[start]

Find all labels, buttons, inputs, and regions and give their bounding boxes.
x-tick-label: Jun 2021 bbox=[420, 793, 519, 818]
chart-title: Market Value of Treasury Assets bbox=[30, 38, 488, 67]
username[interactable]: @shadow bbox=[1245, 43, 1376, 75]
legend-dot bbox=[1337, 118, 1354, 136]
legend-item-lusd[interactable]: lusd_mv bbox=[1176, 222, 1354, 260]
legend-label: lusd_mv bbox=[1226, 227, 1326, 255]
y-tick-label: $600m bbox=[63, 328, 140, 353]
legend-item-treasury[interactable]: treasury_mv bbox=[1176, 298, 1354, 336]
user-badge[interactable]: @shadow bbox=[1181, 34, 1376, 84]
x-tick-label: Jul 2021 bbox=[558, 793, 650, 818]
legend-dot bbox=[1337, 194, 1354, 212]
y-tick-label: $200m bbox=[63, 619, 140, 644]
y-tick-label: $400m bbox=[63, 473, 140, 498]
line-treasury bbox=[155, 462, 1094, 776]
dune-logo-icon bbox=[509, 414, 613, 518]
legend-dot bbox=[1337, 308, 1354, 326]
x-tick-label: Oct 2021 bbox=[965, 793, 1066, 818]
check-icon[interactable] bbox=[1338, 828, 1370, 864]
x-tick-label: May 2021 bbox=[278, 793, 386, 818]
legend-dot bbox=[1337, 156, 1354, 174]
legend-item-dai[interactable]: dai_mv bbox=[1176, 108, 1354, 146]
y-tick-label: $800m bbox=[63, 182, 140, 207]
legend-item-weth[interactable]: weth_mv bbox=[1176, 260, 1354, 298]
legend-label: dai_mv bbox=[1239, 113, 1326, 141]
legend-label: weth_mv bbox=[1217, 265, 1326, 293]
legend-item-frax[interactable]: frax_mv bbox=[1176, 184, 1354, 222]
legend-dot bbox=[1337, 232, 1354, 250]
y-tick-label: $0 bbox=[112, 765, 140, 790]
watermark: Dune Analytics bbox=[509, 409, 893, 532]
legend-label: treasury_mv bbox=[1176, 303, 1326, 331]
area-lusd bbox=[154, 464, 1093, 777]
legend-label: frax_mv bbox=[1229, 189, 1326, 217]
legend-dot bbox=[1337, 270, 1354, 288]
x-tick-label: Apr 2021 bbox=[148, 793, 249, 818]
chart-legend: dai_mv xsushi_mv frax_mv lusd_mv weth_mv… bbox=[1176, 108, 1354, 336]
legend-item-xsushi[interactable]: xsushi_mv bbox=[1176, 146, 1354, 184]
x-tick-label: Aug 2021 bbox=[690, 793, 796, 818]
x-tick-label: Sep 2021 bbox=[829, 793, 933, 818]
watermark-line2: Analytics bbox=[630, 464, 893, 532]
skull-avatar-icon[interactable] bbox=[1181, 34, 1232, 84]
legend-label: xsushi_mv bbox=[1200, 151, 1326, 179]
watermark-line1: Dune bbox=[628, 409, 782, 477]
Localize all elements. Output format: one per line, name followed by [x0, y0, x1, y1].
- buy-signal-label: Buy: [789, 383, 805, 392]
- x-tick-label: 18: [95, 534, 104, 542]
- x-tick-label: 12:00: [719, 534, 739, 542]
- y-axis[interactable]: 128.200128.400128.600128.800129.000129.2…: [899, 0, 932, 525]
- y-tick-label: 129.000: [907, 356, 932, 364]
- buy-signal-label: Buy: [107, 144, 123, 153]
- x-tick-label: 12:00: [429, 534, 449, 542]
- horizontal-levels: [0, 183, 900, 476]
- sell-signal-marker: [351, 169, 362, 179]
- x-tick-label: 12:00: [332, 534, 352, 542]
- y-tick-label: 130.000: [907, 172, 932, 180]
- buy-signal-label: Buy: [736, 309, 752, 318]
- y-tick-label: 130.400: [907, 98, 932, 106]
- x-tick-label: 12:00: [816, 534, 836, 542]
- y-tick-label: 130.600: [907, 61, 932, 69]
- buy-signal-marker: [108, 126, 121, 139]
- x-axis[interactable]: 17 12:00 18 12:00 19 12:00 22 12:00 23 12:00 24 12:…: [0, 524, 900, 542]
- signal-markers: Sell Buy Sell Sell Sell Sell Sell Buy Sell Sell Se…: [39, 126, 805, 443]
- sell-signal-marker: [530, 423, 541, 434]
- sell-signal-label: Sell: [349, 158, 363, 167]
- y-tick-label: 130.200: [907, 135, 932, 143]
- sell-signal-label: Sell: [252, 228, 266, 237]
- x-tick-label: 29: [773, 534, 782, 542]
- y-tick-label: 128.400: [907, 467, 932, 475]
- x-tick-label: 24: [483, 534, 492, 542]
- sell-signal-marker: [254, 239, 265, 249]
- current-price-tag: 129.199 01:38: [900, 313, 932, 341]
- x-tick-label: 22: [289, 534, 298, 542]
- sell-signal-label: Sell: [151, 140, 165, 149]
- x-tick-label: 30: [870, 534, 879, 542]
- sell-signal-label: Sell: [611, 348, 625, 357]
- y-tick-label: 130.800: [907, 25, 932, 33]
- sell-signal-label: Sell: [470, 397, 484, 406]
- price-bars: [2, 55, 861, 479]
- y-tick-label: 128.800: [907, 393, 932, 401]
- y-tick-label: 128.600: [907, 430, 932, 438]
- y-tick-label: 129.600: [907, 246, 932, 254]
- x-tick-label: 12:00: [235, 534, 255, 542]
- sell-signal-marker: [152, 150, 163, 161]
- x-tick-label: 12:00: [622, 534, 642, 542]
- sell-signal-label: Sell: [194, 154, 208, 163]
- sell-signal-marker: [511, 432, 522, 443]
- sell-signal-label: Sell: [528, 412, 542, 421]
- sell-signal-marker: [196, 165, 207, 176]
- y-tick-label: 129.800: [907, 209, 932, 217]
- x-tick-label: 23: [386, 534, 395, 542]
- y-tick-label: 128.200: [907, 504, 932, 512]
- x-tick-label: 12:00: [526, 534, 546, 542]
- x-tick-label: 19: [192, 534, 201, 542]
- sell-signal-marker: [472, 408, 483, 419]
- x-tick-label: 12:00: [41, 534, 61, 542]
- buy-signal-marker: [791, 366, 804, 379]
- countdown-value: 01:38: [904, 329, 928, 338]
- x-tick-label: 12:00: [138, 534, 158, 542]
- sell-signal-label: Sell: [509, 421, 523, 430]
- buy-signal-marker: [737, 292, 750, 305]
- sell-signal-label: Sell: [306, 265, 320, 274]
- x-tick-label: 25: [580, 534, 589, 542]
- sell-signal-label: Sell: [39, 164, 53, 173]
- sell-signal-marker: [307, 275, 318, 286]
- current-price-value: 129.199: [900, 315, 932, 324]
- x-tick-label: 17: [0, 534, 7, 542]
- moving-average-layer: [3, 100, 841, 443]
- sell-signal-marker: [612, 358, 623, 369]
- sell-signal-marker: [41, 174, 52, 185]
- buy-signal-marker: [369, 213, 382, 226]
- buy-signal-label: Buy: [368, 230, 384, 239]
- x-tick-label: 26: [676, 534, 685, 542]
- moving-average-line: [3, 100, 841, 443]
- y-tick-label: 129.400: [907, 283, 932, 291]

[end]

**THE TASK:** Reproduce the material above without changing a single character.

**THE SOLUTION:**
Find all labels, buttons, inputs, and regions and give their bounding boxes.
x-tick-label: Jun 2021 bbox=[420, 793, 519, 818]
chart-title: Market Value of Treasury Assets bbox=[30, 38, 488, 67]
username[interactable]: @shadow bbox=[1245, 43, 1376, 75]
legend-dot bbox=[1337, 118, 1354, 136]
legend-item-lusd[interactable]: lusd_mv bbox=[1176, 222, 1354, 260]
legend-label: lusd_mv bbox=[1226, 227, 1326, 255]
y-tick-label: $600m bbox=[63, 328, 140, 353]
legend-item-treasury[interactable]: treasury_mv bbox=[1176, 298, 1354, 336]
user-badge[interactable]: @shadow bbox=[1181, 34, 1376, 84]
x-tick-label: Jul 2021 bbox=[558, 793, 650, 818]
legend-dot bbox=[1337, 194, 1354, 212]
y-tick-label: $200m bbox=[63, 619, 140, 644]
y-tick-label: $400m bbox=[63, 473, 140, 498]
line-treasury bbox=[155, 462, 1094, 776]
dune-logo-icon bbox=[509, 414, 613, 518]
legend-dot bbox=[1337, 308, 1354, 326]
x-tick-label: Oct 2021 bbox=[965, 793, 1066, 818]
check-icon[interactable] bbox=[1338, 828, 1370, 864]
x-tick-label: May 2021 bbox=[278, 793, 386, 818]
legend-dot bbox=[1337, 156, 1354, 174]
legend-item-dai[interactable]: dai_mv bbox=[1176, 108, 1354, 146]
y-tick-label: $800m bbox=[63, 182, 140, 207]
legend-item-weth[interactable]: weth_mv bbox=[1176, 260, 1354, 298]
legend-label: dai_mv bbox=[1239, 113, 1326, 141]
legend-label: weth_mv bbox=[1217, 265, 1326, 293]
legend-item-frax[interactable]: frax_mv bbox=[1176, 184, 1354, 222]
legend-dot bbox=[1337, 232, 1354, 250]
y-tick-label: $0 bbox=[112, 765, 140, 790]
watermark: Dune Analytics bbox=[509, 409, 893, 532]
legend-label: treasury_mv bbox=[1176, 303, 1326, 331]
area-lusd bbox=[154, 464, 1093, 777]
legend-label: frax_mv bbox=[1229, 189, 1326, 217]
legend-dot bbox=[1337, 270, 1354, 288]
x-tick-label: Apr 2021 bbox=[148, 793, 249, 818]
chart-legend: dai_mv xsushi_mv frax_mv lusd_mv weth_mv… bbox=[1176, 108, 1354, 336]
legend-item-xsushi[interactable]: xsushi_mv bbox=[1176, 146, 1354, 184]
x-tick-label: Aug 2021 bbox=[690, 793, 796, 818]
x-tick-label: Sep 2021 bbox=[829, 793, 933, 818]
watermark-line2: Analytics bbox=[630, 464, 893, 532]
skull-avatar-icon[interactable] bbox=[1181, 34, 1232, 84]
legend-label: xsushi_mv bbox=[1200, 151, 1326, 179]
watermark-line1: Dune bbox=[628, 409, 782, 477]
Localize all elements. Output format: one per line, name followed by [x0, y0, x1, y1].
- buy-signal-label: Buy: [789, 383, 805, 392]
- x-tick-label: 18: [95, 534, 104, 542]
- x-tick-label: 12:00: [719, 534, 739, 542]
- y-axis[interactable]: 128.200128.400128.600128.800129.000129.2…: [899, 0, 932, 525]
- y-tick-label: 129.000: [907, 356, 932, 364]
- buy-signal-label: Buy: [107, 144, 123, 153]
- x-tick-label: 12:00: [429, 534, 449, 542]
- horizontal-levels: [0, 183, 900, 476]
- sell-signal-marker: [351, 169, 362, 179]
- x-tick-label: 12:00: [332, 534, 352, 542]
- y-tick-label: 130.000: [907, 172, 932, 180]
- buy-signal-label: Buy: [736, 309, 752, 318]
- y-tick-label: 130.400: [907, 98, 932, 106]
- x-tick-label: 12:00: [816, 534, 836, 542]
- y-tick-label: 130.600: [907, 61, 932, 69]
- buy-signal-marker: [108, 126, 121, 139]
- x-axis[interactable]: 17 12:00 18 12:00 19 12:00 22 12:00 23 12:00 24 12:…: [0, 524, 900, 542]
- signal-markers: Sell Buy Sell Sell Sell Sell Sell Buy Sell Sell Se…: [39, 126, 805, 443]
- sell-signal-marker: [530, 423, 541, 434]
- sell-signal-label: Sell: [349, 158, 363, 167]
- y-tick-label: 130.200: [907, 135, 932, 143]
- sell-signal-label: Sell: [252, 228, 266, 237]
- x-tick-label: 29: [773, 534, 782, 542]
- y-tick-label: 128.400: [907, 467, 932, 475]
- x-tick-label: 24: [483, 534, 492, 542]
- sell-signal-marker: [254, 239, 265, 249]
- current-price-tag: 129.199 01:38: [900, 313, 932, 341]
- x-tick-label: 22: [289, 534, 298, 542]
- sell-signal-label: Sell: [151, 140, 165, 149]
- x-tick-label: 30: [870, 534, 879, 542]
- sell-signal-label: Sell: [611, 348, 625, 357]
- y-tick-label: 130.800: [907, 25, 932, 33]
- sell-signal-label: Sell: [470, 397, 484, 406]
- price-bars: [2, 55, 861, 479]
- y-tick-label: 128.800: [907, 393, 932, 401]
- y-tick-label: 128.600: [907, 430, 932, 438]
- y-tick-label: 129.600: [907, 246, 932, 254]
- x-tick-label: 12:00: [235, 534, 255, 542]
- sell-signal-marker: [152, 150, 163, 161]
- x-tick-label: 12:00: [622, 534, 642, 542]
- sell-signal-label: Sell: [194, 154, 208, 163]
- sell-signal-marker: [511, 432, 522, 443]
- sell-signal-label: Sell: [528, 412, 542, 421]
- sell-signal-marker: [196, 165, 207, 176]
- y-tick-label: 129.800: [907, 209, 932, 217]
- x-tick-label: 23: [386, 534, 395, 542]
- y-tick-label: 128.200: [907, 504, 932, 512]
- x-tick-label: 12:00: [526, 534, 546, 542]
- x-tick-label: 19: [192, 534, 201, 542]
- sell-signal-marker: [472, 408, 483, 419]
- x-tick-label: 12:00: [41, 534, 61, 542]
- buy-signal-marker: [791, 366, 804, 379]
- countdown-value: 01:38: [904, 329, 928, 338]
- x-tick-label: 12:00: [138, 534, 158, 542]
- sell-signal-label: Sell: [509, 421, 523, 430]
- buy-signal-marker: [737, 292, 750, 305]
- sell-signal-label: Sell: [306, 265, 320, 274]
- x-tick-label: 25: [580, 534, 589, 542]
- sell-signal-label: Sell: [39, 164, 53, 173]
- sell-signal-marker: [307, 275, 318, 286]
- current-price-value: 129.199: [900, 315, 932, 324]
- x-tick-label: 17: [0, 534, 7, 542]
- moving-average-layer: [3, 100, 841, 443]
- sell-signal-marker: [612, 358, 623, 369]
- sell-signal-marker: [41, 174, 52, 185]
- buy-signal-marker: [369, 213, 382, 226]
- buy-signal-label: Buy: [368, 230, 384, 239]
- x-tick-label: 26: [676, 534, 685, 542]
- moving-average-line: [3, 100, 841, 443]
- y-tick-label: 129.400: [907, 283, 932, 291]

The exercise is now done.